Keep only the lines where "隔岸观火" appears.

— start of Material supplied —

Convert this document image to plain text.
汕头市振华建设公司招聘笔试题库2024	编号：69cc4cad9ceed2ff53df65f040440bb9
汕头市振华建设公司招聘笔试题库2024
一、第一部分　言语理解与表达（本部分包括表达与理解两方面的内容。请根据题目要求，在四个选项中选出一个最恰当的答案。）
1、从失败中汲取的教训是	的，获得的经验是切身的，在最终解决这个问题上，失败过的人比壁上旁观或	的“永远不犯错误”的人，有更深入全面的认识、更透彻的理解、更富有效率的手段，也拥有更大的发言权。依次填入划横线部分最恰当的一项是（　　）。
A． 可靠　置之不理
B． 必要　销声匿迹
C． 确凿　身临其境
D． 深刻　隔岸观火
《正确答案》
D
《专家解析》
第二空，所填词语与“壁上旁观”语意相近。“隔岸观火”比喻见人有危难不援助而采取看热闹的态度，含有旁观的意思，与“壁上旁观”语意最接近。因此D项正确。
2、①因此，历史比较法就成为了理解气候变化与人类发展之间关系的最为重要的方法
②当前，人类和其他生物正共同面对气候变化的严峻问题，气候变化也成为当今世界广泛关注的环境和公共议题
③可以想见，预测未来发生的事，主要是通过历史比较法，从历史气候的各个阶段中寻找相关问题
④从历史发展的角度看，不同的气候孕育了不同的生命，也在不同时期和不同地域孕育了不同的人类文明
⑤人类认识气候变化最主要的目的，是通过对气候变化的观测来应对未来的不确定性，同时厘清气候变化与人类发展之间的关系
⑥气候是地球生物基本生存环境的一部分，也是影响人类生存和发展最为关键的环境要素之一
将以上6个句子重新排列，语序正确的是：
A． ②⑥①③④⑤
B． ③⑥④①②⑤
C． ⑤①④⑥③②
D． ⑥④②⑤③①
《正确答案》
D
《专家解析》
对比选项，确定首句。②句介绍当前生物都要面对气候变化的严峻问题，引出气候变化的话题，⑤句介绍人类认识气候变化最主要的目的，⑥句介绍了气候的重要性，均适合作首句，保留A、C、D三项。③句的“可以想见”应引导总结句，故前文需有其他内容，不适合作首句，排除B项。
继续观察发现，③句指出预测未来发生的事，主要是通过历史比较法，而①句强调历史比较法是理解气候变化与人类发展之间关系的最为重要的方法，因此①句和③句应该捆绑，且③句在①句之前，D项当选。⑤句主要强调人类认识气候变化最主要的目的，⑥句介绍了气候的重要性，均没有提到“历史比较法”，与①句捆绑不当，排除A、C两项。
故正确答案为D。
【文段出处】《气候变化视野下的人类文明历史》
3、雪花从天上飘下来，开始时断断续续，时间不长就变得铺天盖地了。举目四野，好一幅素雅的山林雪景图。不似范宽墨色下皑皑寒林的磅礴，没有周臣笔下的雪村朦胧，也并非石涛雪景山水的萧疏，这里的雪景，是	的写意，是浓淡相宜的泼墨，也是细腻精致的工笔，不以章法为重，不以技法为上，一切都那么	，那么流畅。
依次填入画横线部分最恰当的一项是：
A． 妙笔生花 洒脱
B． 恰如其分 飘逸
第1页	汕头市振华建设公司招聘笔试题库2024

— end of Material supplied —
— start of Material supplied —

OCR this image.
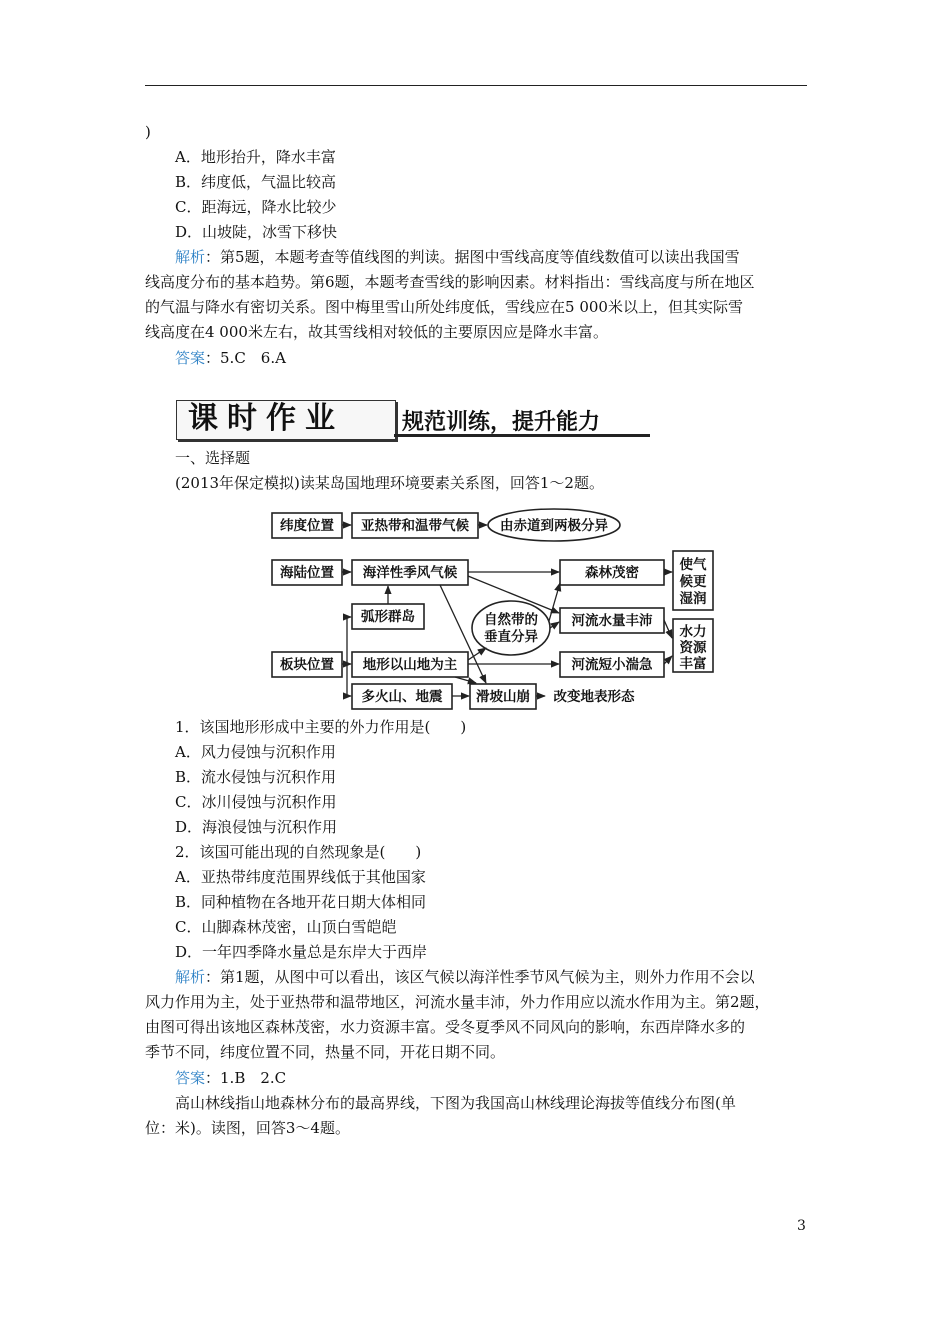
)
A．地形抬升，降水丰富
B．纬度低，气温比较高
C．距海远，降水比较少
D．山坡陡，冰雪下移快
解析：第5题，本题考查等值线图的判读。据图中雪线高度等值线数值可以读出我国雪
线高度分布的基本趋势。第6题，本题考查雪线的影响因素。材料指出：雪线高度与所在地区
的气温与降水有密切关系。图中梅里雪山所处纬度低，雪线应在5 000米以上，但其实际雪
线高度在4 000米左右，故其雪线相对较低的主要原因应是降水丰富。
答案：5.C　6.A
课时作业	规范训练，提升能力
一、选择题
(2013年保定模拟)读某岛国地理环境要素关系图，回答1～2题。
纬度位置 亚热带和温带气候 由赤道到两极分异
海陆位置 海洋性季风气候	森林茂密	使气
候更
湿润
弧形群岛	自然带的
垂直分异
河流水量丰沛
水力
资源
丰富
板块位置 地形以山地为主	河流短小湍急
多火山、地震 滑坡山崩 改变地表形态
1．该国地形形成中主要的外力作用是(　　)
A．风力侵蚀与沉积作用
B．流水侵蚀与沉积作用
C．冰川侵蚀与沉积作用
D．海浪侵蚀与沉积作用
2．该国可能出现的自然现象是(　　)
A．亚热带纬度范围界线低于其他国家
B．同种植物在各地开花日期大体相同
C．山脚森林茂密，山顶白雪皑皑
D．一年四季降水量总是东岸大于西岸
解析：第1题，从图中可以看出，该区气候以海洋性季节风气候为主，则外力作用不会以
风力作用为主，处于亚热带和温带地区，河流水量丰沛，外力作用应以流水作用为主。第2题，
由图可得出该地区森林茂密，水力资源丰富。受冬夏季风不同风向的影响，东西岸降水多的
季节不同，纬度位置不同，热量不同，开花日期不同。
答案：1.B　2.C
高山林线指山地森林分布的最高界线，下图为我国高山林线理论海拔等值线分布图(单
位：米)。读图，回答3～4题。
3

— end of Material supplied —
— start of Material supplied —

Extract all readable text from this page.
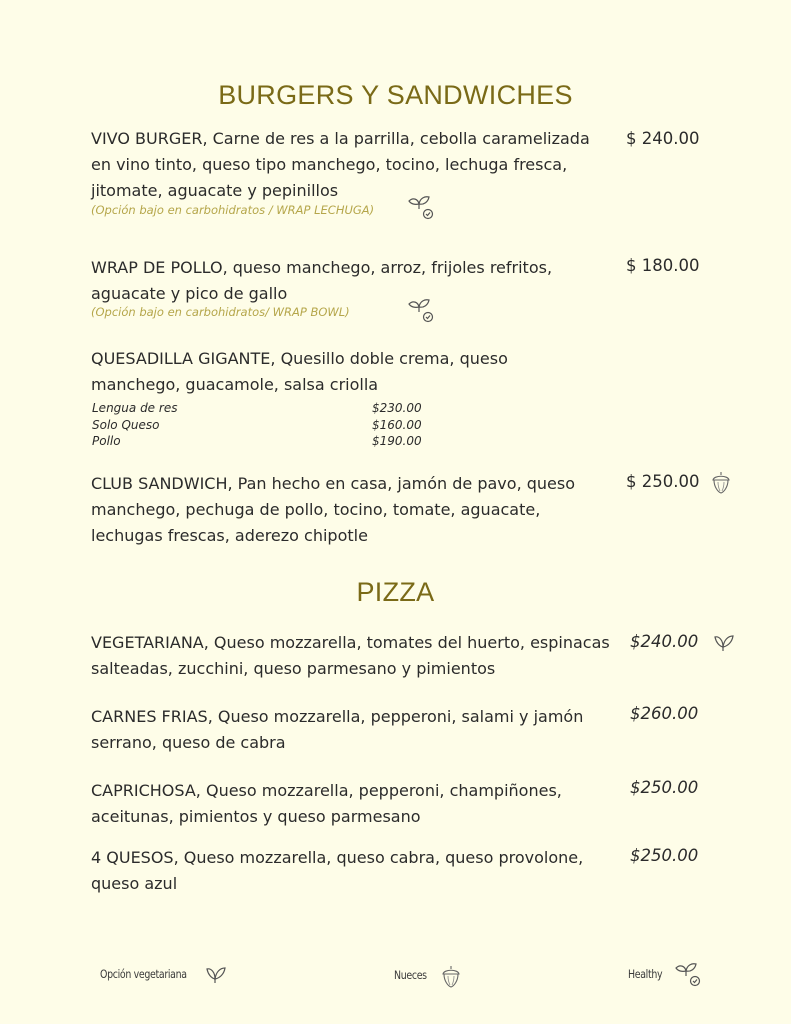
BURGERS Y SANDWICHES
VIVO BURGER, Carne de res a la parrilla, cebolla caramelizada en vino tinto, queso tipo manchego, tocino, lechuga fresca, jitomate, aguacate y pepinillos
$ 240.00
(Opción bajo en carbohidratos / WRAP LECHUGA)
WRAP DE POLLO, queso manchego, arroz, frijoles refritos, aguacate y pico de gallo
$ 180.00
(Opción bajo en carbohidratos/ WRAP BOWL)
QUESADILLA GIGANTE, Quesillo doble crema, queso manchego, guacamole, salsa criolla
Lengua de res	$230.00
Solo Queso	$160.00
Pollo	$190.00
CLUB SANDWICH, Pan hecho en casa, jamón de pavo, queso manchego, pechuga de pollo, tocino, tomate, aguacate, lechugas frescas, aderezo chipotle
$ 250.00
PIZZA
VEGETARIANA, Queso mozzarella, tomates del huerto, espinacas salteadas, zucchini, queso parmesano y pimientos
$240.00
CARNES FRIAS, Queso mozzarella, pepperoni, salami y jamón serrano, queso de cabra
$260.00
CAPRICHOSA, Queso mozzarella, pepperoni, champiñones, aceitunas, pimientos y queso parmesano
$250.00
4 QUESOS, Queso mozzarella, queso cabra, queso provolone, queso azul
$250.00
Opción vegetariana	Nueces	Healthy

— end of Material supplied —

◆ Result for this exercise
D． 深刻　隔岸观火
第二空，所填词语与“壁上旁观”语意相近。“隔岸观火”比喻见人有危难不援助而采取看热闹的态度，含有旁观的意思，与“壁上旁观”语意最接近。因此D项正确。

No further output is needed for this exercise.